Which lines hold the string "relação"? Copy every one of them.

### Data supplied ###

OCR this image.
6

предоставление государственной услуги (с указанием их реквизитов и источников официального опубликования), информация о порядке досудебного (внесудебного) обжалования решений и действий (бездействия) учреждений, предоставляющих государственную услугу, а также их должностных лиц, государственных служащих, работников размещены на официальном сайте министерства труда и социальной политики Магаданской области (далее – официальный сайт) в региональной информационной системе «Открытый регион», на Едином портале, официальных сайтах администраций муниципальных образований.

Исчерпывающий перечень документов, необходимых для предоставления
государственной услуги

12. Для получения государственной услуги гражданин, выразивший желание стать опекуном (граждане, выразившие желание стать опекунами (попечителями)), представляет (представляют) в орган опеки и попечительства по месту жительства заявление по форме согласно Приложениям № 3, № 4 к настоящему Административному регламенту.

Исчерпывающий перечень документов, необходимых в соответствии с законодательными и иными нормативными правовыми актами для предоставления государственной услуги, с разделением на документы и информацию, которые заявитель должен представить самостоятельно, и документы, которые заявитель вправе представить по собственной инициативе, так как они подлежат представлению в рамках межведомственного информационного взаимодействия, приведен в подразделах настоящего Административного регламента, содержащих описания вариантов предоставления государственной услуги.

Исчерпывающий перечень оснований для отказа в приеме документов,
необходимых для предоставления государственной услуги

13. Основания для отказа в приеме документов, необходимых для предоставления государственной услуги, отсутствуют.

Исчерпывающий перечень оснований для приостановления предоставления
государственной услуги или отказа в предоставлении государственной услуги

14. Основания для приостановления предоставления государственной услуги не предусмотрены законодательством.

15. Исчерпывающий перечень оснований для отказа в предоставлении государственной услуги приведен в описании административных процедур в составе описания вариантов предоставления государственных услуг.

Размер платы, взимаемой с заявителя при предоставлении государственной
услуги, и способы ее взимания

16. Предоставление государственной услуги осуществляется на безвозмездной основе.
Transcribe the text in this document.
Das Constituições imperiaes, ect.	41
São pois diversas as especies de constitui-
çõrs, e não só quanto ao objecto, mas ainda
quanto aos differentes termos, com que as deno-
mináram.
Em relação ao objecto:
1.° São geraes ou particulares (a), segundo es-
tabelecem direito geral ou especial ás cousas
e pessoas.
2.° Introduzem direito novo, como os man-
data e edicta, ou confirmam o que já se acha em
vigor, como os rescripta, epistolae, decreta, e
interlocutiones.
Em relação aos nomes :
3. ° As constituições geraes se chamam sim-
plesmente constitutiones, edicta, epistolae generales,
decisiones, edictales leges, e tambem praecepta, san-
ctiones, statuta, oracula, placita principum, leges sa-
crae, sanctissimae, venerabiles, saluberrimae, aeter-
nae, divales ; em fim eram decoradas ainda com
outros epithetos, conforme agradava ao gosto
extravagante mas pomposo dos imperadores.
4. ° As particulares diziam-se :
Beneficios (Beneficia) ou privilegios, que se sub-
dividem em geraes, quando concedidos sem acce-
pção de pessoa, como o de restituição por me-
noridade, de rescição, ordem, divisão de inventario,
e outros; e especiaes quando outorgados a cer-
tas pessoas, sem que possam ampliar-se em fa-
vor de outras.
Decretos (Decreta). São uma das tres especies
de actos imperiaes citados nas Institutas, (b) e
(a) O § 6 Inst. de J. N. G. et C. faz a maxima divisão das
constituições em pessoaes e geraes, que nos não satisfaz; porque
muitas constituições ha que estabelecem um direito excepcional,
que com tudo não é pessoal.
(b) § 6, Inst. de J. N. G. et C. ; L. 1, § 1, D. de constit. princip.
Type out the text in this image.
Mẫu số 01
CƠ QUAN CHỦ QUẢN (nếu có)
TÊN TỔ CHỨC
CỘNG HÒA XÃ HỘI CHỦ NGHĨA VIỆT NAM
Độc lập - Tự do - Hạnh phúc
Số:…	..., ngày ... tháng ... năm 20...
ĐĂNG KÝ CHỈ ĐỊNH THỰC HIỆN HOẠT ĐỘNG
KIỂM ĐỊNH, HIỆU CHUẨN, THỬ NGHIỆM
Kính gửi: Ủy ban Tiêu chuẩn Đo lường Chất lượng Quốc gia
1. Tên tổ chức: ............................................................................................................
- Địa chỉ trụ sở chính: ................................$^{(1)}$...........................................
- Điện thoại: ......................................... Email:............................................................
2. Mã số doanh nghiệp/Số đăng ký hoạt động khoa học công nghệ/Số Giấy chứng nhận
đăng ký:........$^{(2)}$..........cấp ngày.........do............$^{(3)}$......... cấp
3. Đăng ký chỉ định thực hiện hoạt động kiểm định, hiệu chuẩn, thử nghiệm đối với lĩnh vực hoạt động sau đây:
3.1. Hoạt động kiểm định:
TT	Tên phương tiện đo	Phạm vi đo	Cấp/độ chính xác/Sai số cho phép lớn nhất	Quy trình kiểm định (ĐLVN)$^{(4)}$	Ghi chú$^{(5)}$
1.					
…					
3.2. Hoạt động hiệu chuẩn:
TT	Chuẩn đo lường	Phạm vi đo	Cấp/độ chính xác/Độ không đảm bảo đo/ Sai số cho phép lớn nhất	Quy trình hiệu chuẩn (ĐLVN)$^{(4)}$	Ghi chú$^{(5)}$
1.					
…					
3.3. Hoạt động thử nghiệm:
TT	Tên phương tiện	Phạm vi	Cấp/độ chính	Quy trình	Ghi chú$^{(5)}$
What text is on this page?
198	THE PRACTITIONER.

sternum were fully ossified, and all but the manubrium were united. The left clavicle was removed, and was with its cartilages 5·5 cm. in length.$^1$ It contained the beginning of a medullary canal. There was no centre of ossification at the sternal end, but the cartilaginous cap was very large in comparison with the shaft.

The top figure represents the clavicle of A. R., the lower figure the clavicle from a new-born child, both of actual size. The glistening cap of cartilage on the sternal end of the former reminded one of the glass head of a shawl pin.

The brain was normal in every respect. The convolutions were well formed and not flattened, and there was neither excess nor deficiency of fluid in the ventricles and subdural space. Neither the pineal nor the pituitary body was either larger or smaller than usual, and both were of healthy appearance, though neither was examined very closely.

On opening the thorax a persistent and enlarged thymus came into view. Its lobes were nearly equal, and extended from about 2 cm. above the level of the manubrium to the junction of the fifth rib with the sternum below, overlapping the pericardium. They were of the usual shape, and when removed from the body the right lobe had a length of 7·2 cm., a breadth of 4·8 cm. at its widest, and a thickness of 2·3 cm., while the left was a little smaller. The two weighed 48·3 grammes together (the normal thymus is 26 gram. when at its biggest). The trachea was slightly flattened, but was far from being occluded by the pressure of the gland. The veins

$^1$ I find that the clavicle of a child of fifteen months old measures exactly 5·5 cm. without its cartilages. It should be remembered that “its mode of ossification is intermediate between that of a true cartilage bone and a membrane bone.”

###

**Solution below**
Em relação ao objecto:
Em relação aos nomes :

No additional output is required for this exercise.